Gather all lines in the entries below that include the word "JSON".

[Records from a collection of figures]
* * * * * * *
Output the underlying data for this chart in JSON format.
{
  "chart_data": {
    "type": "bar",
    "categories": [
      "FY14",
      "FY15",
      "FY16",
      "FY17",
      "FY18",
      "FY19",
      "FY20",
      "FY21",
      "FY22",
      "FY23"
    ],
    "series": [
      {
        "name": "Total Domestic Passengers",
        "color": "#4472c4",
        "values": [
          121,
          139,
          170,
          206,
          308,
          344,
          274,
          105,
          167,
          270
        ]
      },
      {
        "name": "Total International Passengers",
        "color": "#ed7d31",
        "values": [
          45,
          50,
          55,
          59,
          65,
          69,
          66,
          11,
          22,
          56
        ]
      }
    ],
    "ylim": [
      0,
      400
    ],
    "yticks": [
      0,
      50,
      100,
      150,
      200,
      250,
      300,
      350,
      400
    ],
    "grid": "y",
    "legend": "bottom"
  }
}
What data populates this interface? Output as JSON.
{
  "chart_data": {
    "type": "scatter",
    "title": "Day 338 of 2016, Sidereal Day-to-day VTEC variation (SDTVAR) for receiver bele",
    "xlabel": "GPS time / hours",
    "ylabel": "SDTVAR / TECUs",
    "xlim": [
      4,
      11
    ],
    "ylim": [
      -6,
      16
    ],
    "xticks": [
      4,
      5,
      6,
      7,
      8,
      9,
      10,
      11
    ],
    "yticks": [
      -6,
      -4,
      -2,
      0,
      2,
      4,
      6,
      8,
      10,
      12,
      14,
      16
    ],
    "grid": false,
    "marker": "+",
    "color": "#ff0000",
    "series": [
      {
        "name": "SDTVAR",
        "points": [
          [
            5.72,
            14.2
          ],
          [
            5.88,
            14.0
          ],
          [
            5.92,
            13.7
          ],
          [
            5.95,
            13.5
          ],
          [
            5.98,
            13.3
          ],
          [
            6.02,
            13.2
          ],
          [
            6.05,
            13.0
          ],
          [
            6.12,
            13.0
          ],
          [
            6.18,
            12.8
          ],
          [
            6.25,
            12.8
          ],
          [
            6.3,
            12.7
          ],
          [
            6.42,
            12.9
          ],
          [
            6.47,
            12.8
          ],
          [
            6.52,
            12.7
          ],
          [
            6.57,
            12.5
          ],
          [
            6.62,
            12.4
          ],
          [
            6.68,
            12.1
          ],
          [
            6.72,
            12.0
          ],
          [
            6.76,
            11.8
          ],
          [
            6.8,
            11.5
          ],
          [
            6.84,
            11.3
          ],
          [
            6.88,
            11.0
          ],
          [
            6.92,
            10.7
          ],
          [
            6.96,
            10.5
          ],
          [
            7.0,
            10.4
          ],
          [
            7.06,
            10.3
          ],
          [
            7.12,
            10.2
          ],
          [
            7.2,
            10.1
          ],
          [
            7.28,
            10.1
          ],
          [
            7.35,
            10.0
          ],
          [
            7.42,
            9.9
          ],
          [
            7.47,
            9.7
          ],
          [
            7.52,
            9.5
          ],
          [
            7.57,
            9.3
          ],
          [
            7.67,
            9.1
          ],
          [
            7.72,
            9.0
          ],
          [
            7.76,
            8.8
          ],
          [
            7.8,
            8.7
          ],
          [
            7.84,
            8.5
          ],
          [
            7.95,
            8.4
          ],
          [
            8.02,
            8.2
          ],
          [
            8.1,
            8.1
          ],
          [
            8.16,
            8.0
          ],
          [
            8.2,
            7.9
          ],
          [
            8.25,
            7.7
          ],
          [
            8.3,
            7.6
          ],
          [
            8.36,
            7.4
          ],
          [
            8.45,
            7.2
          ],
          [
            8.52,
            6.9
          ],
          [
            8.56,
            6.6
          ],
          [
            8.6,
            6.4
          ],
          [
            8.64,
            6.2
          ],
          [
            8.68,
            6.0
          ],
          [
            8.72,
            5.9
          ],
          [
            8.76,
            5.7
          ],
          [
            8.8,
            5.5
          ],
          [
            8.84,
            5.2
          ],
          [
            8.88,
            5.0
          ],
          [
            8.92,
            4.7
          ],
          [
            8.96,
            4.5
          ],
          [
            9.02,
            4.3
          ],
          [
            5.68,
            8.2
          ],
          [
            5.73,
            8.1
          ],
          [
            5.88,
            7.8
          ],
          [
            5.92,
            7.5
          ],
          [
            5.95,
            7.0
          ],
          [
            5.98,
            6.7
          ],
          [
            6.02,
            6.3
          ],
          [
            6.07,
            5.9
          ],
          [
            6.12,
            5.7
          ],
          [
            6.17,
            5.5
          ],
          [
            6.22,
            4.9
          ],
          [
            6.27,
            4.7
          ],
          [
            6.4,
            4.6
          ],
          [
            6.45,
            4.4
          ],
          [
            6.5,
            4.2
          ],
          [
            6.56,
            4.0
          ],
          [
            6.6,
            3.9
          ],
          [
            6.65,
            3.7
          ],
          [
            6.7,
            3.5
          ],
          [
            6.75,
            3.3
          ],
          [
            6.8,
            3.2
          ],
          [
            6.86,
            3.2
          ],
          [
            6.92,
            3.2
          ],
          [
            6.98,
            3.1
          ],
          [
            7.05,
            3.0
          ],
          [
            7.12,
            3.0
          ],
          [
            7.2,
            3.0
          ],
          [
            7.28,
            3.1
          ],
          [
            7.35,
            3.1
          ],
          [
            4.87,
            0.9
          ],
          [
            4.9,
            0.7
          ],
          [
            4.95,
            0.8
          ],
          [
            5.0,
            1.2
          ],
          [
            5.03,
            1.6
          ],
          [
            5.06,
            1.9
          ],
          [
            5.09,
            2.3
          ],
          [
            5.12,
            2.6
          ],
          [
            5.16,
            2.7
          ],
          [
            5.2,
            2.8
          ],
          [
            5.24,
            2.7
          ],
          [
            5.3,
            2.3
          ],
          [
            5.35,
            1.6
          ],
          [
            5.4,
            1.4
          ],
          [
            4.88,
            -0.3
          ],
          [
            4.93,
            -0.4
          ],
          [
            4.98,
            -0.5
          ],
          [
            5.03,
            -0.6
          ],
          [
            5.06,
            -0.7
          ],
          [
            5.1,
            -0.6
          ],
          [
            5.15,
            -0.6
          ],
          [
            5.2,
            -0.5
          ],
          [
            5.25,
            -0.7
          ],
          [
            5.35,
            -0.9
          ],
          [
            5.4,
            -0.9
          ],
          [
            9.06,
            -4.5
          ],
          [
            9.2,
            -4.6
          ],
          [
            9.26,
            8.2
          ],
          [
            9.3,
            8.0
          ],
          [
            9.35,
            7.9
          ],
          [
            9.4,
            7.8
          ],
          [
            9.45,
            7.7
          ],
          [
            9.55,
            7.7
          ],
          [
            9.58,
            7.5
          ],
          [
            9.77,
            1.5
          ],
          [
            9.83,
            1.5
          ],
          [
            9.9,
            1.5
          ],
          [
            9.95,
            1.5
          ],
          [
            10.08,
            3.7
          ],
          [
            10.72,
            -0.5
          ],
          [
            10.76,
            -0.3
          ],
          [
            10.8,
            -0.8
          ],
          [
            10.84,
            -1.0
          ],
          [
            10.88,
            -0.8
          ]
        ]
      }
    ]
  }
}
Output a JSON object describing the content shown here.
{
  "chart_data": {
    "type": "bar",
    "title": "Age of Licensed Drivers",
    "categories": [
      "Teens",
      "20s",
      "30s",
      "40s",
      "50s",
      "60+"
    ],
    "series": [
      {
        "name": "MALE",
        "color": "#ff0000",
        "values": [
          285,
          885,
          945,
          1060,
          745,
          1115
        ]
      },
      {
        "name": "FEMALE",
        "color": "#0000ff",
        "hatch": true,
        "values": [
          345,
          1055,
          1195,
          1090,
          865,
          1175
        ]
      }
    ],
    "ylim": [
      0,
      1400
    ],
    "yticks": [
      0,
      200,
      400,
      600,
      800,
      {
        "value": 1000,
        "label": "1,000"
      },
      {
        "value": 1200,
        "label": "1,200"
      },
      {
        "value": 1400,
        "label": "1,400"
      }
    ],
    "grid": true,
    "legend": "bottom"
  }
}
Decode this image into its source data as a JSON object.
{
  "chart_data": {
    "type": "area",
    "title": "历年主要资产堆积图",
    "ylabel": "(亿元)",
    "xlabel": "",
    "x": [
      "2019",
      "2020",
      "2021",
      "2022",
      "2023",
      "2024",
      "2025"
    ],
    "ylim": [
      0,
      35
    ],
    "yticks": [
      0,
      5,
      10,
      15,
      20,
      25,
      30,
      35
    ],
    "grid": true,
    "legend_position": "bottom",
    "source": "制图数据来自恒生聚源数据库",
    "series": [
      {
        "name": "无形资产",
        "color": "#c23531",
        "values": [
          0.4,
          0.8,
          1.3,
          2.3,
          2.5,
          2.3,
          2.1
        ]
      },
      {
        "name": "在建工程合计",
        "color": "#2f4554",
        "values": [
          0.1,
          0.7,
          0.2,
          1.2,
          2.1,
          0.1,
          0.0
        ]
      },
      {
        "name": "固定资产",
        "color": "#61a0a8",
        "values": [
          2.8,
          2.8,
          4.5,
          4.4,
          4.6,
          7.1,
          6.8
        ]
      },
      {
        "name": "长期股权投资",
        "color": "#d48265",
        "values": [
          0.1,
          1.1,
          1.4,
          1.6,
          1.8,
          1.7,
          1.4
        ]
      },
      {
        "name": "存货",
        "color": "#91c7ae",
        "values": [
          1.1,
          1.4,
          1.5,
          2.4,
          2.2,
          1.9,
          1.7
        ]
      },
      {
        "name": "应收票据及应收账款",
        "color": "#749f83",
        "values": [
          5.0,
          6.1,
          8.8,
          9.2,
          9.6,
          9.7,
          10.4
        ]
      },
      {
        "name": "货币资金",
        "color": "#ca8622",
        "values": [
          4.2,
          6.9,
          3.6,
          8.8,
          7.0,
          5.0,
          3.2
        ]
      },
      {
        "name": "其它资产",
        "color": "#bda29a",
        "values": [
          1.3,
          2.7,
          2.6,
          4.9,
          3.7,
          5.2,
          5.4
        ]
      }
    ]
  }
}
* * * * * * *
Answer in full ▸
Output the underlying data for this chart in JSON format.
What data populates this interface? Output as JSON.
Output a JSON object describing the content shown here.
Decode this image into its source data as a JSON object.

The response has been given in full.